SHORT EXERCISE: Please output the lines shown below exactly as they appear.

---------- PROVIDED DATA

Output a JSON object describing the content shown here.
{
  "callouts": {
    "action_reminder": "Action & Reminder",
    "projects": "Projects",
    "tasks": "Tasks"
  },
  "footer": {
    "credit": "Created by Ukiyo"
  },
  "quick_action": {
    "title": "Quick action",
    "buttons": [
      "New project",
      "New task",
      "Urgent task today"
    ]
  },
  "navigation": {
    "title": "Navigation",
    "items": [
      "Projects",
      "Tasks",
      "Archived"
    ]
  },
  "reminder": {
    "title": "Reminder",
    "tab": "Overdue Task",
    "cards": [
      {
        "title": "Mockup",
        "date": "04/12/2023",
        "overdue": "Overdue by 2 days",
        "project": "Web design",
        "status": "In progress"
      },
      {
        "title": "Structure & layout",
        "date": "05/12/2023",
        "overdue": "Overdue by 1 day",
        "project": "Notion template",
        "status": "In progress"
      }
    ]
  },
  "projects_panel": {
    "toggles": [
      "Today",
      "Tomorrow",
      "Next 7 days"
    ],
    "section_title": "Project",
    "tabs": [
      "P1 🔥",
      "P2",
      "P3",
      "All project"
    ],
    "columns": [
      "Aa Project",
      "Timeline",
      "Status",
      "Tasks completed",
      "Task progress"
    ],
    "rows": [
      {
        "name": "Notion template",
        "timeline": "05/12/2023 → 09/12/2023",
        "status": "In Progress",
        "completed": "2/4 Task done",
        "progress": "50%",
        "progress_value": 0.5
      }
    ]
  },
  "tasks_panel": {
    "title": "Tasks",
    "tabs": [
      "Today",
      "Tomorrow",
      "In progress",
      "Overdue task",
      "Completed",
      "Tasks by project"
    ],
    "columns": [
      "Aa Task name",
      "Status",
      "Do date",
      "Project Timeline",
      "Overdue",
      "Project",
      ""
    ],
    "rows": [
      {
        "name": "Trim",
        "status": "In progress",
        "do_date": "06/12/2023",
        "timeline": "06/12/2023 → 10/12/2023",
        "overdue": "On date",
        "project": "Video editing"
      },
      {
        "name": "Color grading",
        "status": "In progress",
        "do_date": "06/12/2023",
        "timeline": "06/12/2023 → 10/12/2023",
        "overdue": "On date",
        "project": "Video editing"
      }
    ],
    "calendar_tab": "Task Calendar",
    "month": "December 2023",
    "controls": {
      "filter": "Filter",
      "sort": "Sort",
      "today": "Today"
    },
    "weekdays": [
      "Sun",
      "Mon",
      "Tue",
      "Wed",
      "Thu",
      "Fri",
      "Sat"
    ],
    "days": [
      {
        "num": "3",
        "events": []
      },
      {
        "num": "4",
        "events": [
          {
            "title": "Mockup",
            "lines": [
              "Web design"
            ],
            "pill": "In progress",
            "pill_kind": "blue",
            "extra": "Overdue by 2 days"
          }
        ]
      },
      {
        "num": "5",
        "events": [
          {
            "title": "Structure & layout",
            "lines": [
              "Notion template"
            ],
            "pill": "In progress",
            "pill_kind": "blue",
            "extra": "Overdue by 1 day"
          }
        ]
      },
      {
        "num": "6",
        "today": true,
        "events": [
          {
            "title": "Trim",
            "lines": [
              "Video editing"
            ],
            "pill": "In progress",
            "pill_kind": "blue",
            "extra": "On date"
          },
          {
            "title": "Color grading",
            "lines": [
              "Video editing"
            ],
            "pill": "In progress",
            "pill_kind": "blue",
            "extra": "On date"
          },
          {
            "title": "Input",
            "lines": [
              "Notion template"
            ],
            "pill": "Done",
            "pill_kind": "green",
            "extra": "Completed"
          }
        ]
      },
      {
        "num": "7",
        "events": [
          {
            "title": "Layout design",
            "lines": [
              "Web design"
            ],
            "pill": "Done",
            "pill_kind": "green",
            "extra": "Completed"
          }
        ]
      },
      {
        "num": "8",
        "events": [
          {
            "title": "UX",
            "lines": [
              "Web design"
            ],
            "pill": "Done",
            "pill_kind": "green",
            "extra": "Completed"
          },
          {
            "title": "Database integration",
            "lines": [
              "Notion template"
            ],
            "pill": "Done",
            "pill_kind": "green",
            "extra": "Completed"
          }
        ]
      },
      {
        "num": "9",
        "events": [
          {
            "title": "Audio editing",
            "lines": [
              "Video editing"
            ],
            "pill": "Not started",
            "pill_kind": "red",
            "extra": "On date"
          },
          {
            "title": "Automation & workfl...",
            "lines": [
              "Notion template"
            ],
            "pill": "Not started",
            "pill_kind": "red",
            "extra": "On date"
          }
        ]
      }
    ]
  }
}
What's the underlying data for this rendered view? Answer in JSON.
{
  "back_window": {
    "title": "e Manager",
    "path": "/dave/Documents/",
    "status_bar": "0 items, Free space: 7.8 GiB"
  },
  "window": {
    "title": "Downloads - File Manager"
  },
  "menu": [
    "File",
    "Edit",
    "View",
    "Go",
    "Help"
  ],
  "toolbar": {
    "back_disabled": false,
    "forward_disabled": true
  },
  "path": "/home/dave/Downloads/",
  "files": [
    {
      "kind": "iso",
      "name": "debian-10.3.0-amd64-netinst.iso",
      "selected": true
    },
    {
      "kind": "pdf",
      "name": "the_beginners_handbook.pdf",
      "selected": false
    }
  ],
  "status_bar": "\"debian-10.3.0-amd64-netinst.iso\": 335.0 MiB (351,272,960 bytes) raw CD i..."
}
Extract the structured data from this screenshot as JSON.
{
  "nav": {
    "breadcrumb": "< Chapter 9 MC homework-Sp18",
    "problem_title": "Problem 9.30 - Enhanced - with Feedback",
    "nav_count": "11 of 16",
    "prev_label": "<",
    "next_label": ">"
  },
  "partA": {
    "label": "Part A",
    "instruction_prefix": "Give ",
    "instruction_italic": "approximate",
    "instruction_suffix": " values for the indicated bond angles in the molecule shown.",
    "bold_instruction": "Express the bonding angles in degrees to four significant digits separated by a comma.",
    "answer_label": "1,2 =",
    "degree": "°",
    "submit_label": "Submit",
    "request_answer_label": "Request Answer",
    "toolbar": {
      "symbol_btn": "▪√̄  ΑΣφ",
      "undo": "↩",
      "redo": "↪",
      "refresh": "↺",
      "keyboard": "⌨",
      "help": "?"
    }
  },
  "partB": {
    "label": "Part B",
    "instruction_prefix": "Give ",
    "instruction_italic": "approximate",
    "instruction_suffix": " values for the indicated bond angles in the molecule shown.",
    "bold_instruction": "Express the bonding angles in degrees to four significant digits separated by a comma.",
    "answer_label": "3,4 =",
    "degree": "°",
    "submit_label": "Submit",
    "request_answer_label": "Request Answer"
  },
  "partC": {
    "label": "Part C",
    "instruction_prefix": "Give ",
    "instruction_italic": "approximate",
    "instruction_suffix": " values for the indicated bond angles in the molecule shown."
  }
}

--------------------

SOLUTION TO THE EXERCISE:
Output a JSON object describing the content shown here.
{
  "callouts": {
    "action_reminder": "Action & Reminder",
    "projects": "Projects",
    "tasks": "Tasks"
  },
  "footer": {
    "credit": "Created by Ukiyo"
  },
  "quick_action": {
    "title": "Quick action",
    "buttons": [
      "New project",
      "New task",
      "Urgent task today"
    ]
  },
  "navigation": {
    "title": "Navigation",
    "items": [
      "Projects",
      "Tasks",
      "Archived"
    ]
  },
  "reminder": {
    "title": "Reminder",
    "tab": "Overdue Task",
    "cards": [
      {
        "title": "Mockup",
        "date": "04/12/2023",
        "overdue": "Overdue by 2 days",
        "project": "Web design",
        "status": "In progress"
      },
      {
        "title": "Structure & layout",
        "date": "05/12/2023",
        "overdue": "Overdue by 1 day",
        "project": "Notion template",
        "status": "In progress"
      }
    ]
  },
  "projects_panel": {
    "toggles": [
      "Today",
      "Tomorrow",
      "Next 7 days"
    ],
    "section_title": "Project",
    "tabs": [
      "P1 🔥",
      "P2",
      "P3",
      "All project"
    ],
    "columns": [
      "Aa Project",
      "Timeline",
      "Status",
      "Tasks completed",
      "Task progress"
    ],
    "rows": [
      {
        "name": "Notion template",
        "timeline": "05/12/2023 → 09/12/2023",
        "status": "In Progress",
        "completed": "2/4 Task done",
        "progress": "50%",
        "progress_value": 0.5
      }
    ]
  },
  "tasks_panel": {
    "title": "Tasks",
    "tabs": [
      "Today",
      "Tomorrow",
      "In progress",
      "Overdue task",
      "Completed",
      "Tasks by project"
    ],
    "columns": [
      "Aa Task name",
      "Status",
      "Do date",
      "Project Timeline",
      "Overdue",
      "Project",
      ""
    ],
    "rows": [
      {
        "name": "Trim",
        "status": "In progress",
        "do_date": "06/12/2023",
        "timeline": "06/12/2023 → 10/12/2023",
        "overdue": "On date",
        "project": "Video editing"
      },
      {
        "name": "Color grading",
        "status": "In progress",
        "do_date": "06/12/2023",
        "timeline": "06/12/2023 → 10/12/2023",
        "overdue": "On date",
        "project": "Video editing"
      }
    ],
    "calendar_tab": "Task Calendar",
    "month": "December 2023",
    "controls": {
      "filter": "Filter",
      "sort": "Sort",
      "today": "Today"
    },
    "weekdays": [
      "Sun",
      "Mon",
      "Tue",
      "Wed",
      "Thu",
      "Fri",
      "Sat"
    ],
    "days": [
      {
        "num": "3",
        "events": []
      },
      {
        "num": "4",
        "events": [
          {
            "title": "Mockup",
            "lines": [
              "Web design"
            ],
            "pill": "In progress",
            "pill_kind": "blue",
            "extra": "Overdue by 2 days"
          }
        ]
      },
      {
        "num": "5",
        "events": [
          {
            "title": "Structure & layout",
            "lines": [
              "Notion template"
            ],
            "pill": "In progress",
            "pill_kind": "blue",
            "extra": "Overdue by 1 day"
          }
        ]
      },
      {
        "num": "6",
        "today": true,
        "events": [
          {
            "title": "Trim",
            "lines": [
              "Video editing"
            ],
            "pill": "In progress",
            "pill_kind": "blue",
            "extra": "On date"
          },
          {
            "title": "Color grading",
            "lines": [
              "Video editing"
            ],
            "pill": "In progress",
            "pill_kind": "blue",
            "extra": "On date"
          },
          {
            "title": "Input",
            "lines": [
              "Notion template"
            ],
            "pill": "Done",
            "pill_kind": "green",
            "extra": "Completed"
          }
        ]
      },
      {
        "num": "7",
        "events": [
          {
            "title": "Layout design",
            "lines": [
              "Web design"
            ],
            "pill": "Done",
            "pill_kind": "green",
            "extra": "Completed"
          }
        ]
      },
      {
        "num": "8",
        "events": [
          {
            "title": "UX",
            "lines": [
              "Web design"
            ],
            "pill": "Done",
            "pill_kind": "green",
            "extra": "Completed"
          },
          {
            "title": "Database integration",
            "lines": [
              "Notion template"
            ],
            "pill": "Done",
            "pill_kind": "green",
            "extra": "Completed"
          }
        ]
      },
      {
        "num": "9",
        "events": [
          {
            "title": "Audio editing",
            "lines": [
              "Video editing"
            ],
            "pill": "Not started",
            "pill_kind": "red",
            "extra": "On date"
          },
          {
            "title": "Automation & workfl...",
            "lines": [
              "Notion template"
            ],
            "pill": "Not started",
            "pill_kind": "red",
            "extra": "On date"
          }
        ]
      }
    ]
  }
}
What's the underlying data for this rendered view? Answer in JSON.
{
  "back_window": {
    "title": "e Manager",
    "path": "/dave/Documents/",
    "status_bar": "0 items, Free space: 7.8 GiB"
  },
  "window": {
    "title": "Downloads - File Manager"
  },
  "menu": [
    "File",
    "Edit",
    "View",
    "Go",
    "Help"
  ],
  "toolbar": {
    "back_disabled": false,
    "forward_disabled": true
  },
  "path": "/home/dave/Downloads/",
  "files": [
    {
      "kind": "iso",
      "name": "debian-10.3.0-amd64-netinst.iso",
      "selected": true
    },
    {
      "kind": "pdf",
      "name": "the_beginners_handbook.pdf",
      "selected": false
    }
  ],
  "status_bar": "\"debian-10.3.0-amd64-netinst.iso\": 335.0 MiB (351,272,960 bytes) raw CD i..."
}
Extract the structured data from this screenshot as JSON.
{
  "nav": {
    "breadcrumb": "< Chapter 9 MC homework-Sp18",
    "problem_title": "Problem 9.30 - Enhanced - with Feedback",
    "nav_count": "11 of 16",
    "prev_label": "<",
    "next_label": ">"
  },
  "partA": {
    "label": "Part A",
    "instruction_prefix": "Give ",
    "instruction_italic": "approximate",
    "instruction_suffix": " values for the indicated bond angles in the molecule shown.",
    "bold_instruction": "Express the bonding angles in degrees to four significant digits separated by a comma.",
    "answer_label": "1,2 =",
    "degree": "°",
    "submit_label": "Submit",
    "request_answer_label": "Request Answer",
    "toolbar": {
      "symbol_btn": "▪√̄  ΑΣφ",
      "undo": "↩",
      "redo": "↪",
      "refresh": "↺",
      "keyboard": "⌨",
      "help": "?"
    }
  },
  "partB": {
    "label": "Part B",
    "instruction_prefix": "Give ",
    "instruction_italic": "approximate",
    "instruction_suffix": " values for the indicated bond angles in the molecule shown.",
    "bold_instruction": "Express the bonding angles in degrees to four significant digits separated by a comma.",
    "answer_label": "3,4 =",
    "degree": "°",
    "submit_label": "Submit",
    "request_answer_label": "Request Answer"
  },
  "partC": {
    "label": "Part C",
    "instruction_prefix": "Give ",
    "instruction_italic": "approximate",
    "instruction_suffix": " values for the indicated bond angles in the molecule shown."
  }
}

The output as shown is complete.